TEXT SHOWN
↓↓↓

Bump for Buddy. Unfortunately his foster home are not able to keep him after next week so he may need to come back into kennels.


----------



## bigdaddy (Feb 5, 2011)

he is STUNNING to far to travel


----------



## Jackie99 (Mar 5, 2010)

Really hope he finds a very deserving home


----------



## EmCHammer (Dec 28, 2009)

He seems to be enjoying the sunshine too!


----------



## EmCHammer (Dec 28, 2009)

Unfortunately Buddy's foster family are moving and cannot take him with them so he is unfortunately having to come into Kennels; poor chap will be wondering whats going on.

He would make a wonderful family pet, he is steady and gentle and good with children and potentially cats.


----------



## EmCHammer (Dec 28, 2009)

↑↑↑

RECORD LIST
↓↓↓

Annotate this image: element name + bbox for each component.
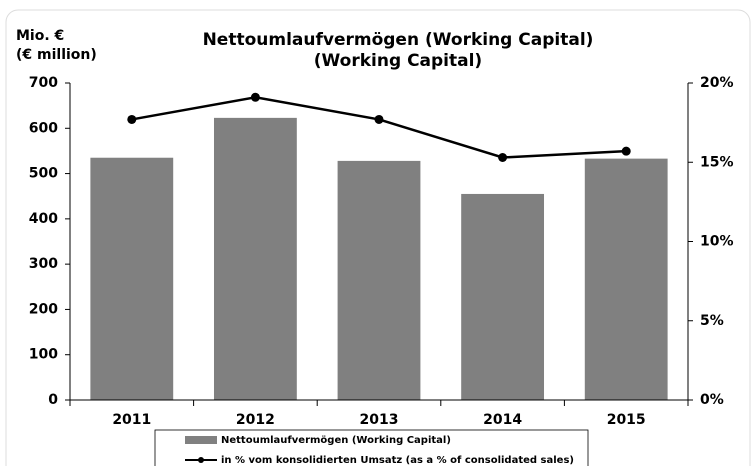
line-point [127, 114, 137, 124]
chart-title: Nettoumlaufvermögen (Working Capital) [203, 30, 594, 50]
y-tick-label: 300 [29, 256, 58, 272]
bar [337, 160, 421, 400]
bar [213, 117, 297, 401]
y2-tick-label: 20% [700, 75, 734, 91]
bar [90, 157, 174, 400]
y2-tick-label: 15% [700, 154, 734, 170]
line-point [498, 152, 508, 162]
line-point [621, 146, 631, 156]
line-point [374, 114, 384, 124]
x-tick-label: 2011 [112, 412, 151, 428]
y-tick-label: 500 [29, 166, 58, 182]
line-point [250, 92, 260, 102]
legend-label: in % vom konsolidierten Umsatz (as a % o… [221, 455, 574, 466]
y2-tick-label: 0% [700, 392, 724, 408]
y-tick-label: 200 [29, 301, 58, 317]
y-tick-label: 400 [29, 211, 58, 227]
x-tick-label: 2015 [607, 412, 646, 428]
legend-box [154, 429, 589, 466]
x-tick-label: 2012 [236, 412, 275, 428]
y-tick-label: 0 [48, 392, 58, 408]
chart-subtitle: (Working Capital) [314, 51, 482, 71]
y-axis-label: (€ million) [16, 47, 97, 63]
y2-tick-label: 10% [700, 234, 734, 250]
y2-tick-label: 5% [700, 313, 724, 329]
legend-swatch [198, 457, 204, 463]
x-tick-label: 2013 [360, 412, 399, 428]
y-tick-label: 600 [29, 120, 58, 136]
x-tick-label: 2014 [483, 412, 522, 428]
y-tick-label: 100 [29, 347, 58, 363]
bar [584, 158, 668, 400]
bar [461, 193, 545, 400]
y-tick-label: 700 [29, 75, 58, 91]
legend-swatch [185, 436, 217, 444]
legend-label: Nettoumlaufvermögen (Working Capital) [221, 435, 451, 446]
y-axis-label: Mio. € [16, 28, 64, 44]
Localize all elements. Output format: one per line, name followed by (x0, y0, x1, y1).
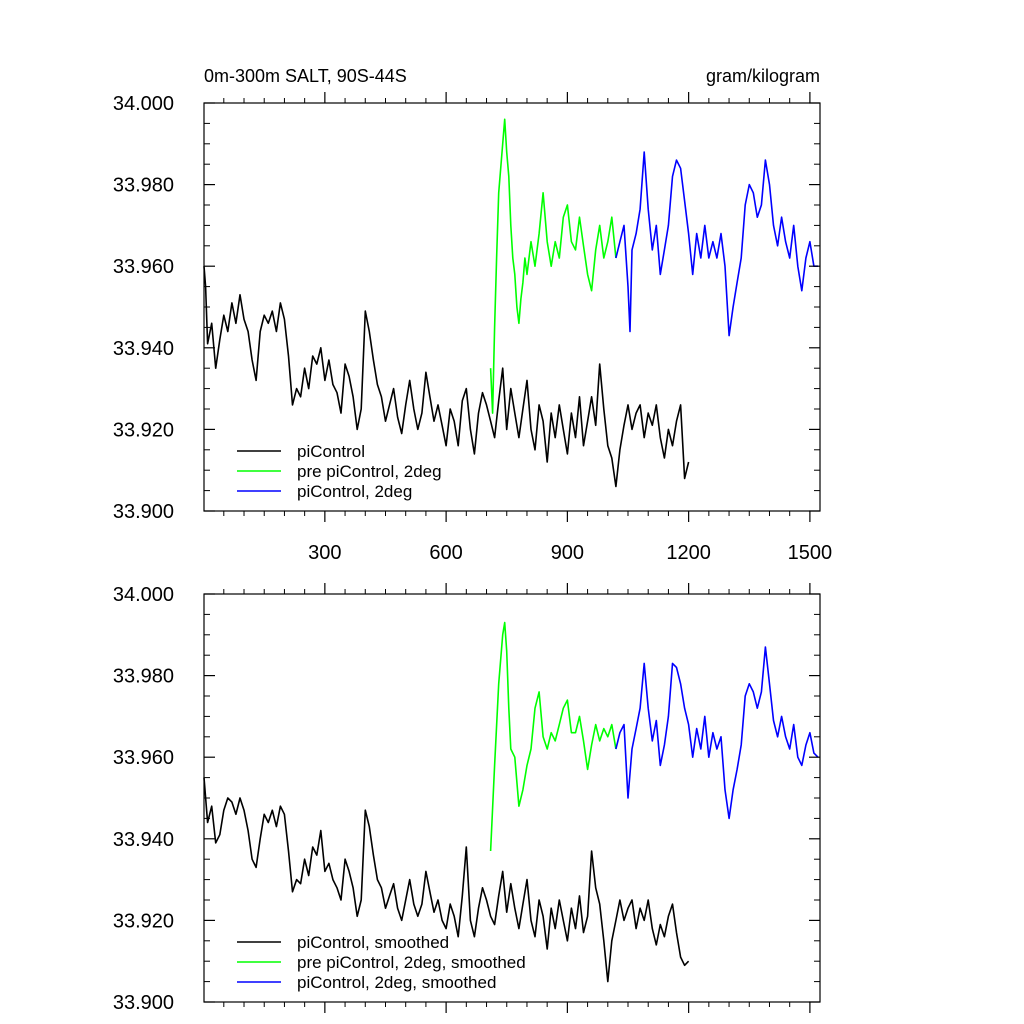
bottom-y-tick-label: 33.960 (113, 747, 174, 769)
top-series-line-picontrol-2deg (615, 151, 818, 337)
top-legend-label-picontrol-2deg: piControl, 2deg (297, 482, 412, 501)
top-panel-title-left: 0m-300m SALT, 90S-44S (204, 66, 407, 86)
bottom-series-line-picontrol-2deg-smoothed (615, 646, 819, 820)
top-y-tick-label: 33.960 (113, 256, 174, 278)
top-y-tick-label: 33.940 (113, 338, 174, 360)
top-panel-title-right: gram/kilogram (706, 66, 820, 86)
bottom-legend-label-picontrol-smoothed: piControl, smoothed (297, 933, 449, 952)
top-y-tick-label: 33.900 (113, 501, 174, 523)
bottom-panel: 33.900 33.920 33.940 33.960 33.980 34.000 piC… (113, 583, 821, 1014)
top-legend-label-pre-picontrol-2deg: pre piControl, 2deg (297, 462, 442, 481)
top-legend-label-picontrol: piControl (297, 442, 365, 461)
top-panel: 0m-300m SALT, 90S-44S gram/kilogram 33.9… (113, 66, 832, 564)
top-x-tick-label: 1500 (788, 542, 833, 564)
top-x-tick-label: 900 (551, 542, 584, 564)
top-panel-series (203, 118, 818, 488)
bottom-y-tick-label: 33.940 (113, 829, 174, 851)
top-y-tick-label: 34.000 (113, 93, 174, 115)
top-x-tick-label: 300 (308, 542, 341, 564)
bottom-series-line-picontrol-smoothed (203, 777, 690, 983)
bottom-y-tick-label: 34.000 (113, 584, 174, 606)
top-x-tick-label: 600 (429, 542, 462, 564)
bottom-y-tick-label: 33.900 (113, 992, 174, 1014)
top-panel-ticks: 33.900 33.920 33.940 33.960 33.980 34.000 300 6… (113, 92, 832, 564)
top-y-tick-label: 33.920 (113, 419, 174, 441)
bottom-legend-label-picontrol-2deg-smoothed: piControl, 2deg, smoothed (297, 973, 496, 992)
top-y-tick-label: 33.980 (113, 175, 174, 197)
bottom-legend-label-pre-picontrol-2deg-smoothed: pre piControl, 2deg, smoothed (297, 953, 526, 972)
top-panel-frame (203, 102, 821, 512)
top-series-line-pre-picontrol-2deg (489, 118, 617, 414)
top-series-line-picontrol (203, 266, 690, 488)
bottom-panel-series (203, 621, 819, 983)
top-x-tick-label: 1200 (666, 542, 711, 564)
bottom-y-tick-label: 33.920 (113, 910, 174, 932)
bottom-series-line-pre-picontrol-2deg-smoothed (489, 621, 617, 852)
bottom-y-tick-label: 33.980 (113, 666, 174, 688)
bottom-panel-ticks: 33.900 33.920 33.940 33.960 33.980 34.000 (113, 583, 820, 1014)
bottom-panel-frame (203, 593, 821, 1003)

↑↑↑

WRITTEN REQUEST 1
In the rehoming thread, why can't Buddy's foster family take him with them?
WRITTEN REQUEST 2
Copy out the rehoming thread from "Bump for Buddy." down to "(Feb 5, 2011)", switching "Buddy" to "Rex" each time it appears.
WRITTEN REQUEST 3
Pick up the rehoming thread from where it stops and continue it.
The lines are separate material from the rehoming thread.

TASK OUTPUT 1
They are moving.

TASK OUTPUT 2
Bump for Rex. Unfortunately his foster home are not able to keep him after next week so he may need to come back into kennels.


----------



## bigdaddy (Feb 5, 2011)

TASK OUTPUT 3
Buddy is shortly moving into the care of a rescue in Hull ..

At rochdale dog rescue our main work is finding rescue spaces for pound dogs facing being put to sleep and we are not principally a rehoming rescue, although we do look for homes for the longer termers etc, esp when we have been able to assess, neuter, chip etc - but we don't have our own kennels for people to visit.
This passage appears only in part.